#### Work instructions:
Would you transcribe the whole listing exactly, minus its pictures?

#### Given information:
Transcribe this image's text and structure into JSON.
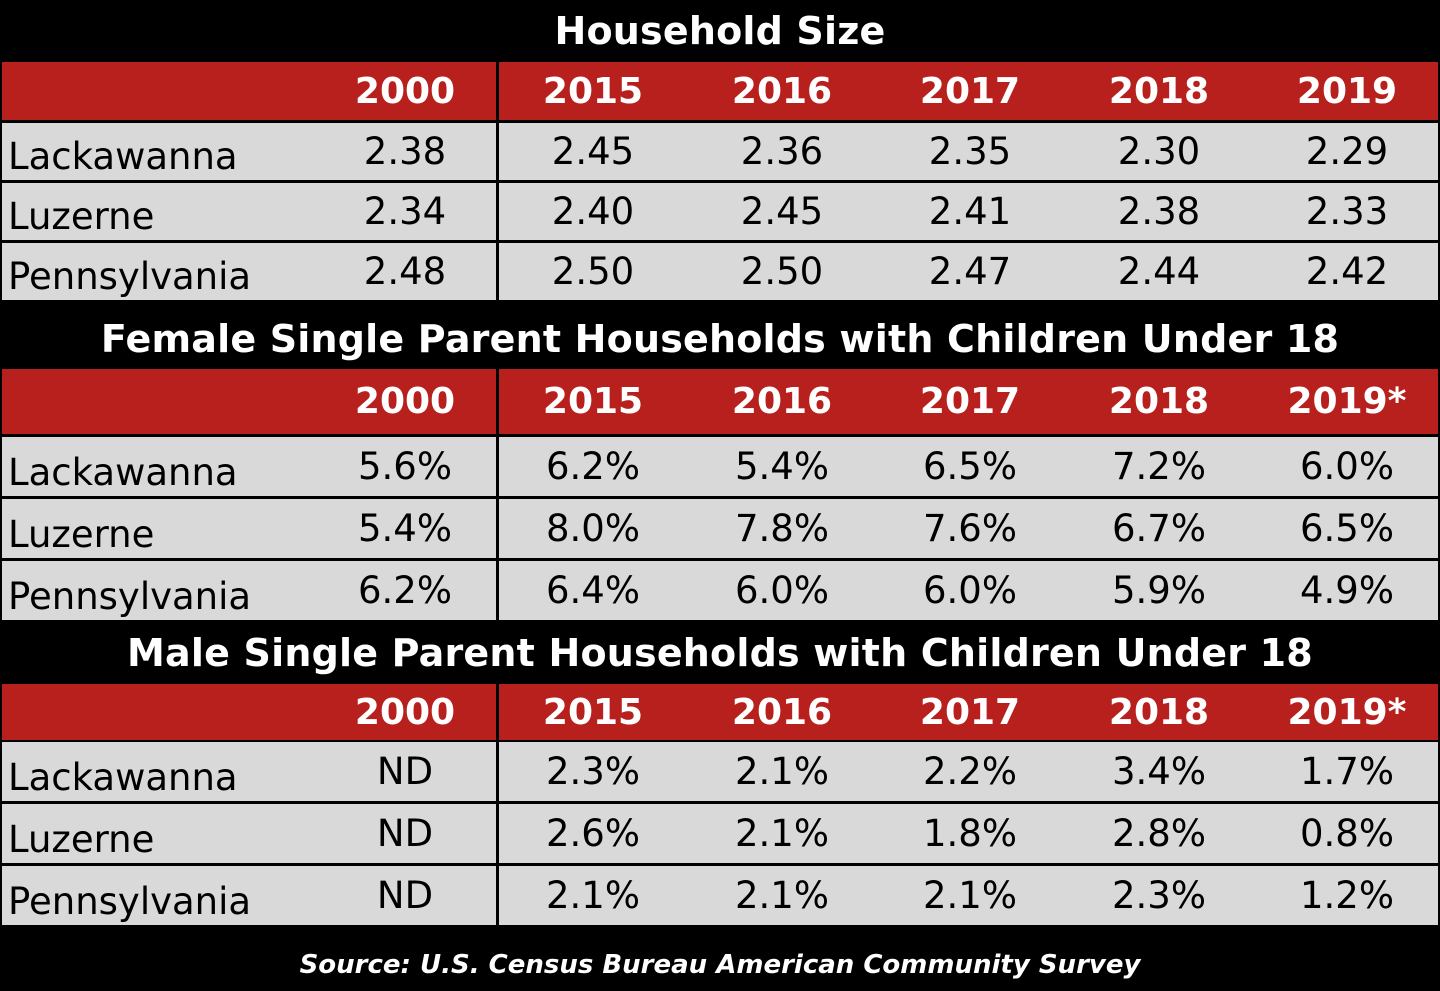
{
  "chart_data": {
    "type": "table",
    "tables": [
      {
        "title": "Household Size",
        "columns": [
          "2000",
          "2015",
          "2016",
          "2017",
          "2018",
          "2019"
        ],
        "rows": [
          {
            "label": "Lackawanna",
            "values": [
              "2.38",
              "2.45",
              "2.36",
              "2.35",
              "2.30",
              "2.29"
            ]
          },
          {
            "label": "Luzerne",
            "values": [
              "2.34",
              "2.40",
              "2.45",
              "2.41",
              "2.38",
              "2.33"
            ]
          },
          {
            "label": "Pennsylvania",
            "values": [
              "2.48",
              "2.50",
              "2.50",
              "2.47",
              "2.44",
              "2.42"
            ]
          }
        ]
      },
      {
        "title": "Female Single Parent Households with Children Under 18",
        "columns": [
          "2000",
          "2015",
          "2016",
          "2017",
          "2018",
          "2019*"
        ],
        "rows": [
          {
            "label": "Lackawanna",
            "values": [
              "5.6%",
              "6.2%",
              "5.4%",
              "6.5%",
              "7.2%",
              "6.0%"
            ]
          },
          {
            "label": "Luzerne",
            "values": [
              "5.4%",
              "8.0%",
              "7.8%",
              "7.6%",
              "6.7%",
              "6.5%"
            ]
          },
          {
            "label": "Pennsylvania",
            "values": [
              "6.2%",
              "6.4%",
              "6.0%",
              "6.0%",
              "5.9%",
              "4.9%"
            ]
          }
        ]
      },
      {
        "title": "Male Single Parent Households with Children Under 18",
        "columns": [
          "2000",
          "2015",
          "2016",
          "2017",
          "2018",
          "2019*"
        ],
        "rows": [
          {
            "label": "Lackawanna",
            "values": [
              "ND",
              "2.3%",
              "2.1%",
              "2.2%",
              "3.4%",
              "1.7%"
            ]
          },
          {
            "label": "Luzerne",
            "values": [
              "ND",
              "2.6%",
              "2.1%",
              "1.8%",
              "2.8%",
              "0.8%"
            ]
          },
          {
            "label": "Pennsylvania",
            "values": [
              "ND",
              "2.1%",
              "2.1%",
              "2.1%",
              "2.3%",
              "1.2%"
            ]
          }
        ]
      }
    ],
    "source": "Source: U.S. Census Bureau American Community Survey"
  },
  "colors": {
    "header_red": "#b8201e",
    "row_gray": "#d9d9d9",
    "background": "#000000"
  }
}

#### Output of the task:
Transcribe this image's text and structure into JSON.
{
  "chart_data": {
    "type": "table",
    "tables": [
      {
        "title": "Household Size",
        "columns": [
          "2000",
          "2015",
          "2016",
          "2017",
          "2018",
          "2019"
        ],
        "rows": [
          {
            "label": "Lackawanna",
            "values": [
              "2.38",
              "2.45",
              "2.36",
              "2.35",
              "2.30",
              "2.29"
            ]
          },
          {
            "label": "Luzerne",
            "values": [
              "2.34",
              "2.40",
              "2.45",
              "2.41",
              "2.38",
              "2.33"
            ]
          },
          {
            "label": "Pennsylvania",
            "values": [
              "2.48",
              "2.50",
              "2.50",
              "2.47",
              "2.44",
              "2.42"
            ]
          }
        ]
      },
      {
        "title": "Female Single Parent Households with Children Under 18",
        "columns": [
          "2000",
          "2015",
          "2016",
          "2017",
          "2018",
          "2019*"
        ],
        "rows": [
          {
            "label": "Lackawanna",
            "values": [
              "5.6%",
              "6.2%",
              "5.4%",
              "6.5%",
              "7.2%",
              "6.0%"
            ]
          },
          {
            "label": "Luzerne",
            "values": [
              "5.4%",
              "8.0%",
              "7.8%",
              "7.6%",
              "6.7%",
              "6.5%"
            ]
          },
          {
            "label": "Pennsylvania",
            "values": [
              "6.2%",
              "6.4%",
              "6.0%",
              "6.0%",
              "5.9%",
              "4.9%"
            ]
          }
        ]
      },
      {
        "title": "Male Single Parent Households with Children Under 18",
        "columns": [
          "2000",
          "2015",
          "2016",
          "2017",
          "2018",
          "2019*"
        ],
        "rows": [
          {
            "label": "Lackawanna",
            "values": [
              "ND",
              "2.3%",
              "2.1%",
              "2.2%",
              "3.4%",
              "1.7%"
            ]
          },
          {
            "label": "Luzerne",
            "values": [
              "ND",
              "2.6%",
              "2.1%",
              "1.8%",
              "2.8%",
              "0.8%"
            ]
          },
          {
            "label": "Pennsylvania",
            "values": [
              "ND",
              "2.1%",
              "2.1%",
              "2.1%",
              "2.3%",
              "1.2%"
            ]
          }
        ]
      }
    ],
    "source": "Source: U.S. Census Bureau American Community Survey"
  },
  "colors": {
    "header_red": "#b8201e",
    "row_gray": "#d9d9d9",
    "background": "#000000"
  }
}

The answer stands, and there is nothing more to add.